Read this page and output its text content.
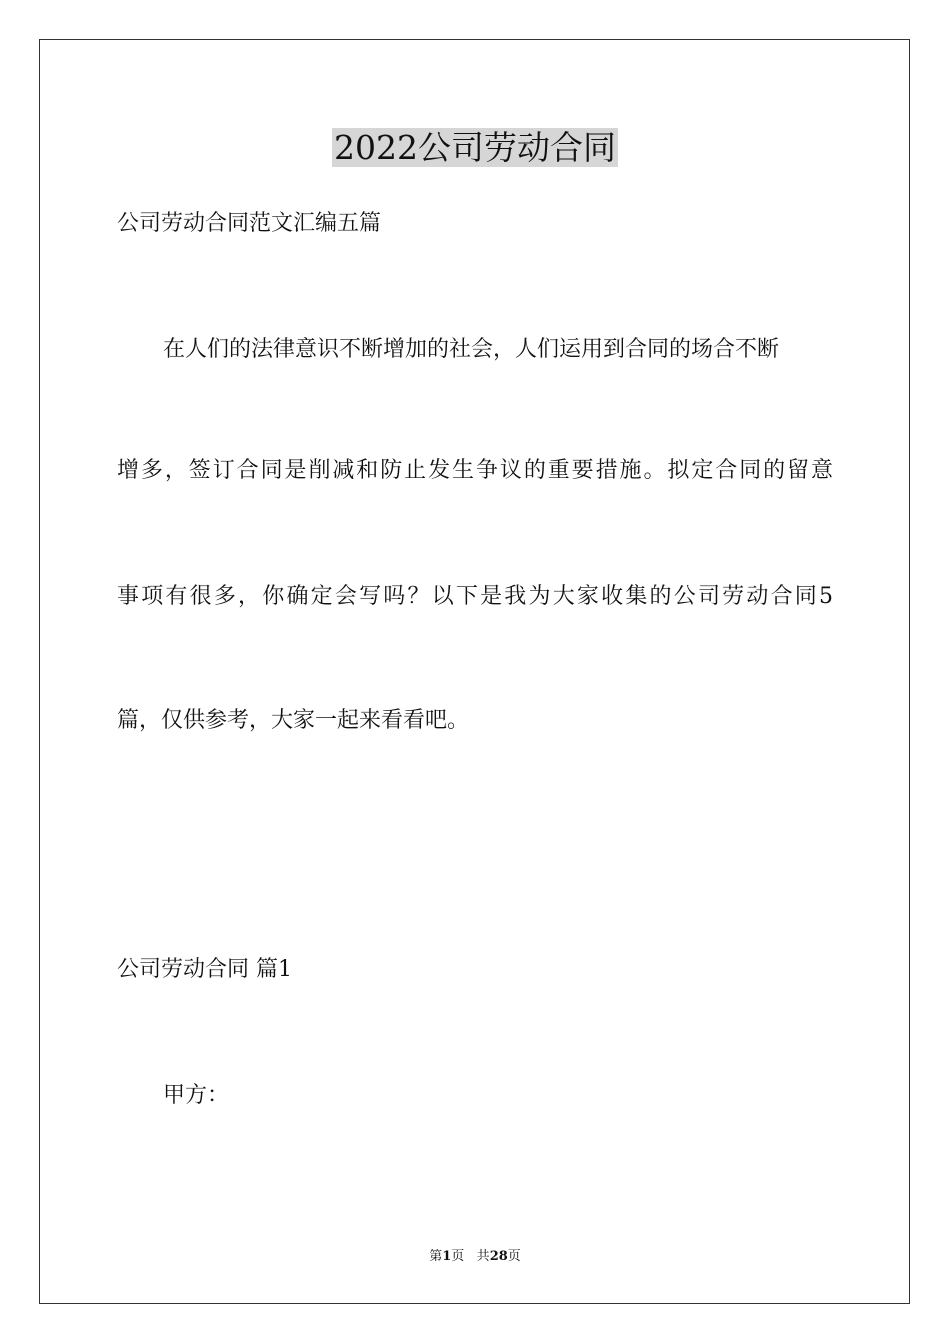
2022公司劳动合同

公司劳动合同范文汇编五篇

在人们的法律意识不断增加的社会，人们运用到合同的场合不断

增多，签订合同是削减和防止发生争议的重要措施。拟定合同的留意

事项有很多，你确定会写吗？以下是我为大家收集的公司劳动合同5

篇，仅供参考，大家一起来看看吧。

公司劳动合同 篇1

甲方：

第1页 共28页
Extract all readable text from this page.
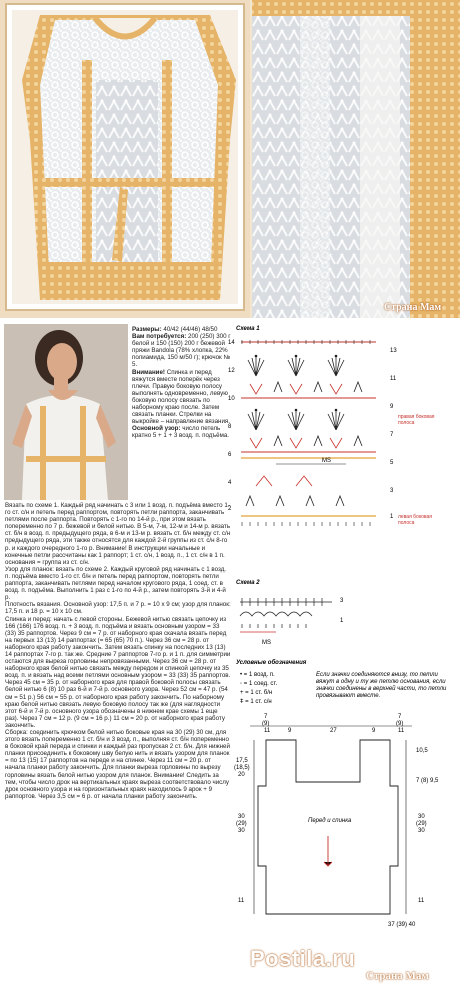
Страна Мам

Размеры: 40/42 (44/46) 48/50

Вам потребуется: 200 (250) 300 г белой и 150 (150) 200 г бежевой пряжи Bandola (78% хлопка, 22% полиамида, 150 м/50 г); крючок № 5.

Внимание! Спинка и перед вяжутся вместе поперёк через плечи. Правую боковую полосу выполнять одновременно, левую боковую полосу связать по наборному краю после. Затем связать планки. Стрелки на выкройке – направление вязания.

Основной узор: число петель кратно 5 + 1 + 3 возд. п. подъёма.

Вязать по схеме 1. Каждый ряд начинать с 3 или 1 возд. п. подъёма вместо 1-го ст. с/н и петель перед раппортом, повторять петли раппорта, заканчивать петлями после раппорта. Повторять с 1-го по 14-й р., при этом вязать попеременно по 7 р. бежевой и белой нитью. В 5-м, 7-м, 12-м и 14-м р. вязать ст. б/н в возд. п. предыдущего ряда, в 6-м и 13-м р. вязать ст. б/н между ст. с/н предыдущего ряда, эти также относятся для каждой 2-й группы из ст. с/н 8-го р. и каждого очередного 1-го р. Внимание! В инструкции начальные и конечные петли рассчитаны как 1 раппорт; 1 ст. с/н, 1 возд. п., 1 ст. с/н в 1 п. основания = группа из ст. с/н.

Узор для планок: вязать по схеме 2. Каждый круговой ряд начинать с 1 возд. п. подъёма вместо 1-го ст. б/н и петель перед раппортом, повторять петли раппорта, заканчивать петлями перед началом кругового ряда, 1 соед. ст. в возд. п. подъёма. Выполнить 1 раз с 1-го по 4-й р., затем повторять 3-й и 4-й р.

Плотность вязания. Основной узор: 17,5 п. и 7 р. = 10 х 9 см; узор для планок: 17,5 п. и 18 р. = 10 х 10 см.

Спинка и перед: начать с левой стороны. Бежевой нитью связать цепочку из 166 (166) 176 возд. п. + 3 возд. п. подъёма и вязать основным узором = 33 (33) 35 раппортов. Через 9 см = 7 р. от наборного края скачала вязать перед на первых 13 (13) 14 раппортах (= 65 (65) 70 п.). Через 36 см = 28 р. от наборного края работу закончить. Затем вязать спинку на последних 13 (13) 14 раппортах 7-го р. так же. Средние 7 раппортов 7-го р. и 1 п. для симметрии остаются для выреза горловины непровязанными. Через 36 см = 28 р. от наборного края белой нитью связать между передом и спинкой цепочку из 35 возд. п. и вязать над всеми петлями основным узором = 33 (33) 35 раппортов. Через 45 см = 35 р. от наборного края для правой боковой полосы связать белой нитью 6 (8) 10 раз 6-й и 7-й р. основного узора. Через 52 см = 47 р. (54 см = 51 р.) 56 см = 55 р. от наборного края работу закончить. По наборному краю белой нитью связать левую боковую полосу так же (для наглядности этот 6-й и 7-й р. основного узора обозначены в нижнем крае схемы 1 еще раз). Через 7 см = 12 р. (9 см = 16 р.) 11 см = 20 р. от наборного края работу закончить.

Сборка: соединить крючком белой нитью боковые края на 30 (29) 30 см, для этого вязать попеременно 1 ст. б/н и 3 возд. п., выполняя ст. б/н попеременно в боковой край переда и спинки и каждый раз пропуская 2 ст. б/н. Для нижней планки присоединить к боковому шву белую нить и вязать узором для планок = по 13 (15) 17 раппортов на переде и на спинке. Через 11 см = 20 р. от начала планки работу закончить. Для планки выреза горловины по вырезу горловины вязать белой нитью узором для планок. Внимание! Следить за тем, чтобы число дрок на вертикальных краях выреза соответствовало числу дрок основного узора и на горизонтальных краях находилось 9 арок + 9 раппортов. Через 3,5 см = 6 р. от начала планки работу закончить.

Схема 1
13
11
9
7
5
3
1
14
12
10
8
6
4
2
правая боковая полоса
левая боковая полоса
MS
Схема 2
MS
3
1
Условные обозначения
• = 1 возд. п.
◦ = 1 соед. ст.
+ = 1 ст. б/н
ǂ = 1 ст. с/н
Если значки соединяются внизу, то петли вяжут в одну и ту же петлю основания, если значки соединены в верхней части, то петли провязывают вместе.
7
(9)
11	9	27	9
7
(9)
11
17,5
(18,5)
20
30
(29)
30
11
10,5
7 (8) 9,5
30
(29)
30
11
Перед и спинка
37 (39) 40
Postila.ru
Страна Мам
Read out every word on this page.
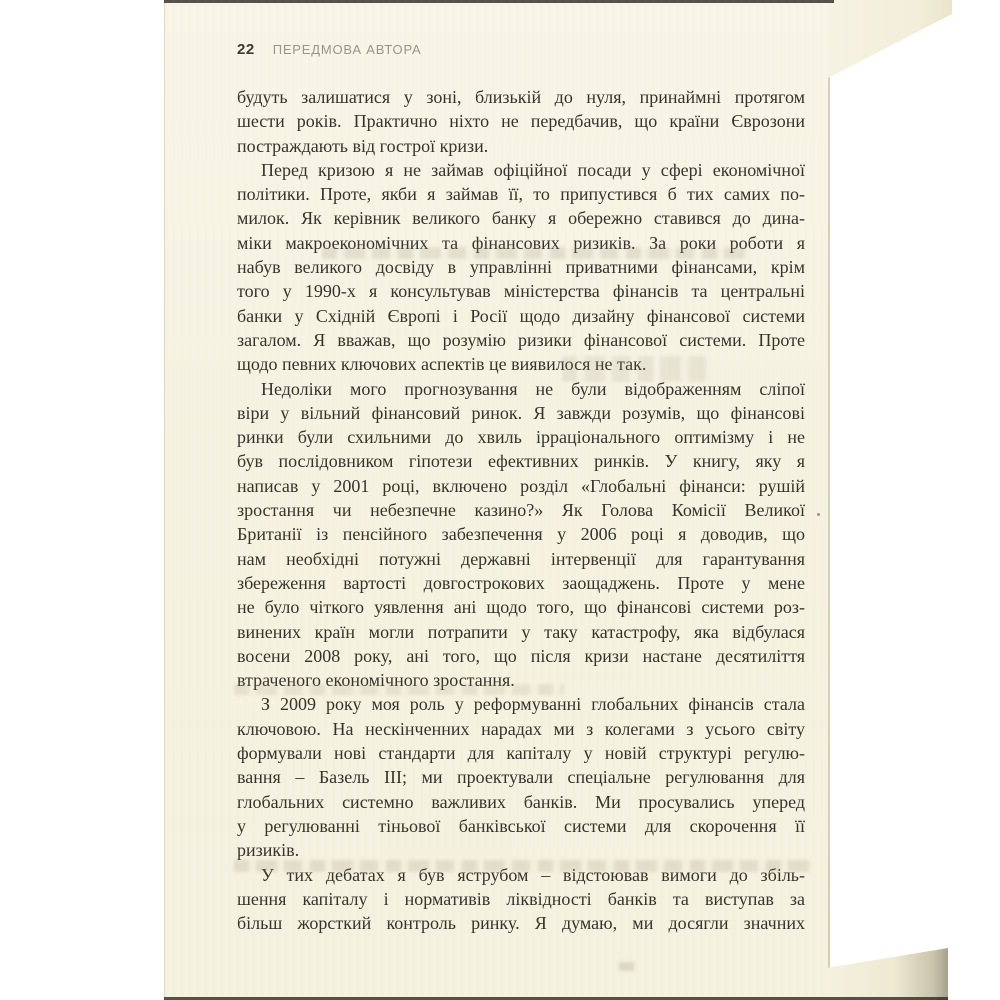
22 ПЕРЕДМОВА АВТОРА
будуть залишатися у зоні, близькій до нуля, принаймні протягом
шести років. Практично ніхто не передбачив, що країни Єврозони
постраждають від гострої кризи.
Перед кризою я не займав офіційної посади у сфері економічної
політики. Проте, якби я займав її, то припустився б тих самих по-
милок. Як керівник великого банку я обережно ставився до дина-
міки макроекономічних та фінансових ризиків. За роки роботи я
набув великого досвіду в управлінні приватними фінансами, крім
того у 1990-х я консультував міністерства фінансів та центральні
банки у Східній Європі і Росії щодо дизайну фінансової системи
загалом. Я вважав, що розумію ризики фінансової системи. Проте
щодо певних ключових аспектів це виявилося не так.
Недоліки мого прогнозування не були відображенням сліпої
віри у вільний фінансовий ринок. Я завжди розумів, що фінансові
ринки були схильними до хвиль ірраціонального оптимізму і не
був послідовником гіпотези ефективних ринків. У книгу, яку я
написав у 2001 році, включено розділ «Глобальні фінанси: рушій
зростання чи небезпечне казино?» Як Голова Комісії Великої
Британії із пенсійного забезпечення у 2006 році я доводив, що
нам необхідні потужні державні інтервенції для гарантування
збереження вартості довгострокових заощаджень. Проте у мене
не було чіткого уявлення ані щодо того, що фінансові системи роз-
винених країн могли потрапити у таку катастрофу, яка відбулася
восени 2008 року, ані того, що після кризи настане десятиліття
втраченого економічного зростання.
З 2009 року моя роль у реформуванні глобальних фінансів стала
ключовою. На нескінченних нарадах ми з колегами з усього світу
формували нові стандарти для капіталу у новій структурі регулю-
вання – Базель III; ми проектували спеціальне регулювання для
глобальних системно важливих банків. Ми просувались уперед
у регулюванні тіньової банківської системи для скорочення її
ризиків.
У тих дебатах я був яструбом – відстоював вимоги до збіль-
шення капіталу і нормативів ліквідності банків та виступав за
більш жорсткий контроль ринку. Я думаю, ми досягли значних
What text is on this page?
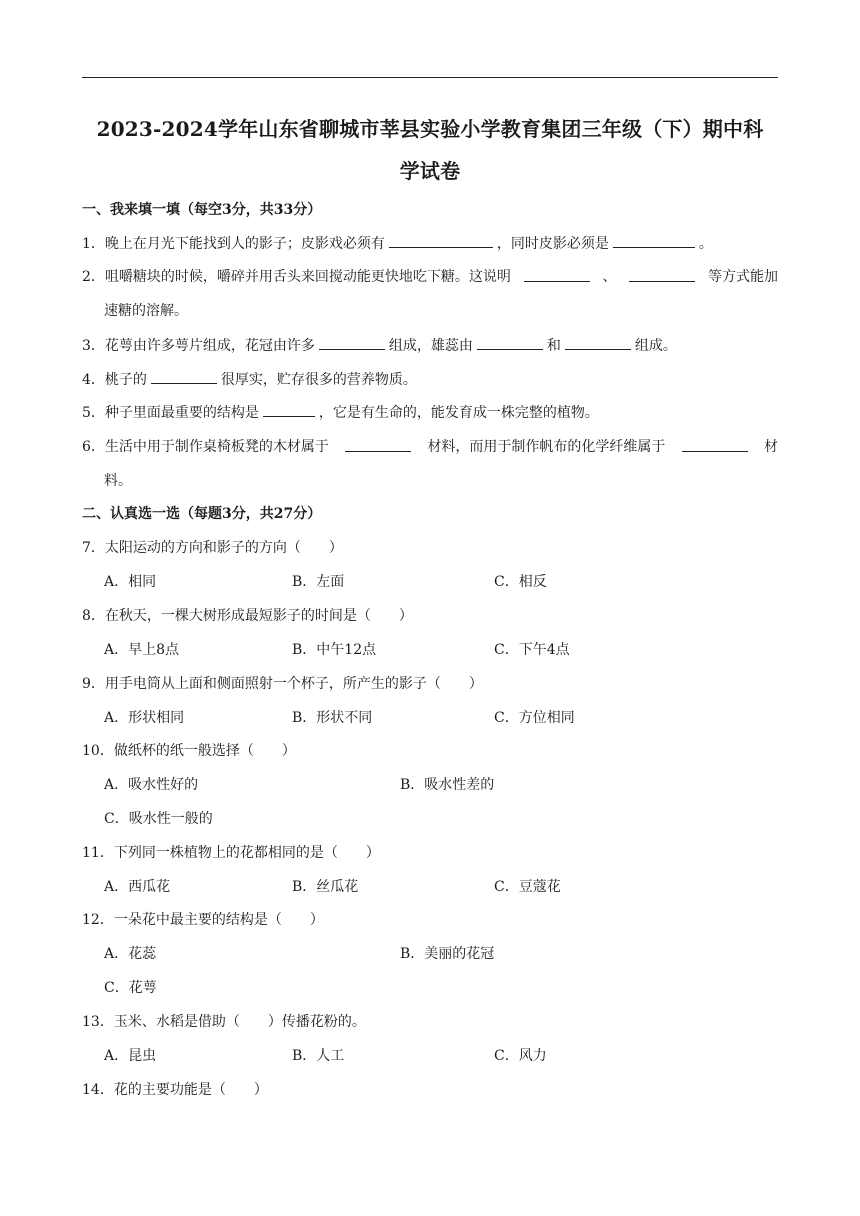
2023-2024学年山东省聊城市莘县实验小学教育集团三年级（下）期中科
学试卷
一、我来填一填（每空3分，共33分）
1．晚上在月光下能找到人的影子；皮影戏必须有	，同时皮影必须是	。
2．咀嚼糖块的时候，嚼碎并用舌头来回搅动能更快地吃下糖。这说明	、	等方式能加
速糖的溶解。
3．花萼由许多萼片组成，花冠由许多	组成，雄蕊由	和	组成。
4．桃子的	很厚实，贮存很多的营养物质。
5．种子里面最重要的结构是	，它是有生命的，能发育成一株完整的植物。
6．生活中用于制作桌椅板凳的木材属于	材料，而用于制作帆布的化学纤维属于	材
料。
二、认真选一选（每题3分，共27分）
7．太阳运动的方向和影子的方向（　　）
A．相同	B．左面	C．相反
8．在秋天，一棵大树形成最短影子的时间是（　　）
A．早上8点	B．中午12点	C．下午4点
9．用手电筒从上面和侧面照射一个杯子，所产生的影子（　　）
A．形状相同	B．形状不同	C．方位相同
10．做纸杯的纸一般选择（　　）
A．吸水性好的	B．吸水性差的
C．吸水性一般的
11．下列同一株植物上的花都相同的是（　　）
A．西瓜花	B．丝瓜花	C．豆蔻花
12．一朵花中最主要的结构是（　　）
A．花蕊	B．美丽的花冠
C．花萼
13．玉米、水稻是借助（　　）传播花粉的。
A．昆虫	B．人工	C．风力
14．花的主要功能是（　　）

═══

■ **SHORT TASK**
Make a list of all lines in the data that contain "зростання".

■ **THE REPLY**
зростання чи небезпечне казино?» Як Голова Комісії Великої
втраченого економічного зростання.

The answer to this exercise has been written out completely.